> Problem to work on:
Pick out the lines containing "with".

[Stored data entries]
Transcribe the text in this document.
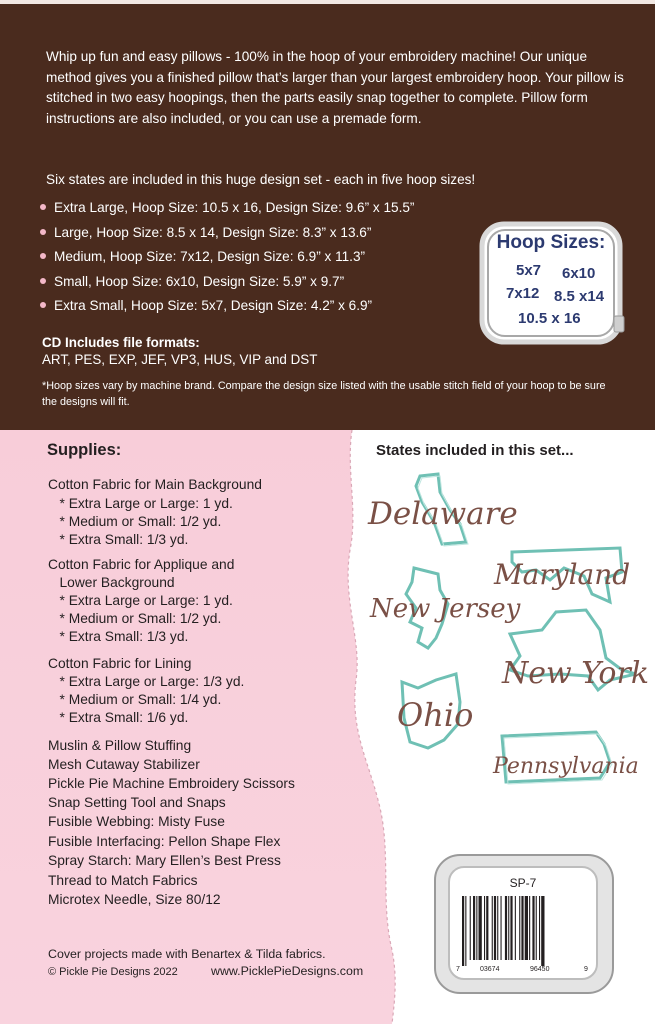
Whip up fun and easy pillows - 100% in the hoop of your embroidery machine! Our unique method gives you a finished pillow that’s larger than your largest embroidery hoop. Your pillow is stitched in two easy hoopings, then the parts easily snap together to complete. Pillow form instructions are also included, or you can use a premade form.

Six states are included in this huge design set - each in five hoop sizes!

Extra Large, Hoop Size: 10.5 x 16, Design Size: 9.6” x 15.5”
Large, Hoop Size: 8.5 x 14, Design Size: 8.3” x 13.6”
Medium, Hoop Size: 7x12, Design Size: 6.9” x 11.3”
Small, Hoop Size: 6x10, Design Size: 5.9” x 9.7”
Extra Small, Hoop Size: 5x7, Design Size: 4.2” x 6.9”
Hoop Sizes:
5x7 6x10
7x12 8.5 x14
10.5 x 16

CD Includes file formats:

ART, PES, EXP, JEF, VP3, HUS, VIP and DST

*Hoop sizes vary by machine brand. Compare the design size listed with the usable stitch field of your hoop to be sure the designs will fit.

Supplies:

Cotton Fabric for Main Background

* Extra Large or Large: 1 yd.

* Medium or Small: 1/2 yd.

* Extra Small: 1/3 yd.

Cotton Fabric for Applique and

Lower Background

* Extra Large or Large: 1 yd.

* Medium or Small: 1/2 yd.

* Extra Small: 1/3 yd.

Cotton Fabric for Lining

* Extra Large or Large: 1/3 yd.

* Medium or Small: 1/4 yd.

* Extra Small: 1/6 yd.

Muslin & Pillow Stuffing

Mesh Cutaway Stabilizer

Pickle Pie Machine Embroidery Scissors

Snap Setting Tool and Snaps

Fusible Webbing: Misty Fuse

Fusible Interfacing: Pellon Shape Flex

Spray Starch: Mary Ellen’s Best Press

Thread to Match Fabrics

Microtex Needle, Size 80/12

States included in this set...

Delaware
Maryland
New Jersey
New York
Ohio
Pennsylvania
SP-7
7	03674	96450	9

Cover projects made with Benartex & Tilda fabrics.

© Pickle Pie Designs 2022	www.PicklePieDesigns.com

> Exercise response:
*Hoop sizes vary by machine brand. Compare the design size listed with the usable stitch field of your hoop to be sure the designs will fit.
Cover projects made with Benartex & Tilda fabrics.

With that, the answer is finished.